• EXTRACTED RECORDS:
----
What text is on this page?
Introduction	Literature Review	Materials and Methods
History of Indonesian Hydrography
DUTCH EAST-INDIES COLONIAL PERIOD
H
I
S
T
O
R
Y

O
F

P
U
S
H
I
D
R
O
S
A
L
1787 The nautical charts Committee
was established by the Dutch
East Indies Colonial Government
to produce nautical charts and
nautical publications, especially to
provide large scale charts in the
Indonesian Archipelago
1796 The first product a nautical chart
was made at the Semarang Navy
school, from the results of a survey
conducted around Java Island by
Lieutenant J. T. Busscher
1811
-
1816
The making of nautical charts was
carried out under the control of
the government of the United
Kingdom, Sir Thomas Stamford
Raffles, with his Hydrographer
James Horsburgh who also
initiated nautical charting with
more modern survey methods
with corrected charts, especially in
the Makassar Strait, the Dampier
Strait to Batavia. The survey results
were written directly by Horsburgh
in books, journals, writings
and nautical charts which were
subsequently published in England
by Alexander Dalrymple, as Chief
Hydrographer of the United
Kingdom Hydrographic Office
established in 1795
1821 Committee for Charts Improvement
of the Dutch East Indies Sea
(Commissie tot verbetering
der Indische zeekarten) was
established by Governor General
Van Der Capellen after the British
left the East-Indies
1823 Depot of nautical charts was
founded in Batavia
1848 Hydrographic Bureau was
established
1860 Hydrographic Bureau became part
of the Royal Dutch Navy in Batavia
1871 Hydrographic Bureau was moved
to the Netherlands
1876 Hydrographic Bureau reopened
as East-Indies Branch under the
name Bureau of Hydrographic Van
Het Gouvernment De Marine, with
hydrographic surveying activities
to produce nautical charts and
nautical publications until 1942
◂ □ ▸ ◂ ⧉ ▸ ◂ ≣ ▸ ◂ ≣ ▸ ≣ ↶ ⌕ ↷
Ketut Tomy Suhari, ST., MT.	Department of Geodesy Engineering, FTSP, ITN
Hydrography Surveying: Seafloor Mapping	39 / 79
----
• TASK TO CARRY OUT: Set down each entry again, unchanged.

• SOLUTION TO THIS TASK:
What text is on this page?
Introduction	Literature Review	Materials and Methods
History of Indonesian Hydrography
DUTCH EAST-INDIES COLONIAL PERIOD
H
I
S
T
O
R
Y

O
F

P
U
S
H
I
D
R
O
S
A
L
1787 The nautical charts Committee
was established by the Dutch
East Indies Colonial Government
to produce nautical charts and
nautical publications, especially to
provide large scale charts in the
Indonesian Archipelago
1796 The first product a nautical chart
was made at the Semarang Navy
school, from the results of a survey
conducted around Java Island by
Lieutenant J. T. Busscher
1811
-
1816
The making of nautical charts was
carried out under the control of
the government of the United
Kingdom, Sir Thomas Stamford
Raffles, with his Hydrographer
James Horsburgh who also
initiated nautical charting with
more modern survey methods
with corrected charts, especially in
the Makassar Strait, the Dampier
Strait to Batavia. The survey results
were written directly by Horsburgh
in books, journals, writings
and nautical charts which were
subsequently published in England
by Alexander Dalrymple, as Chief
Hydrographer of the United
Kingdom Hydrographic Office
established in 1795
1821 Committee for Charts Improvement
of the Dutch East Indies Sea
(Commissie tot verbetering
der Indische zeekarten) was
established by Governor General
Van Der Capellen after the British
left the East-Indies
1823 Depot of nautical charts was
founded in Batavia
1848 Hydrographic Bureau was
established
1860 Hydrographic Bureau became part
of the Royal Dutch Navy in Batavia
1871 Hydrographic Bureau was moved
to the Netherlands
1876 Hydrographic Bureau reopened
as East-Indies Branch under the
name Bureau of Hydrographic Van
Het Gouvernment De Marine, with
hydrographic surveying activities
to produce nautical charts and
nautical publications until 1942
◂ □ ▸ ◂ ⧉ ▸ ◂ ≣ ▸ ◂ ≣ ▸ ≣ ↶ ⌕ ↷
Ketut Tomy Suhari, ST., MT.	Department of Geodesy Engineering, FTSP, ITN
Hydrography Surveying: Seafloor Mapping	39 / 79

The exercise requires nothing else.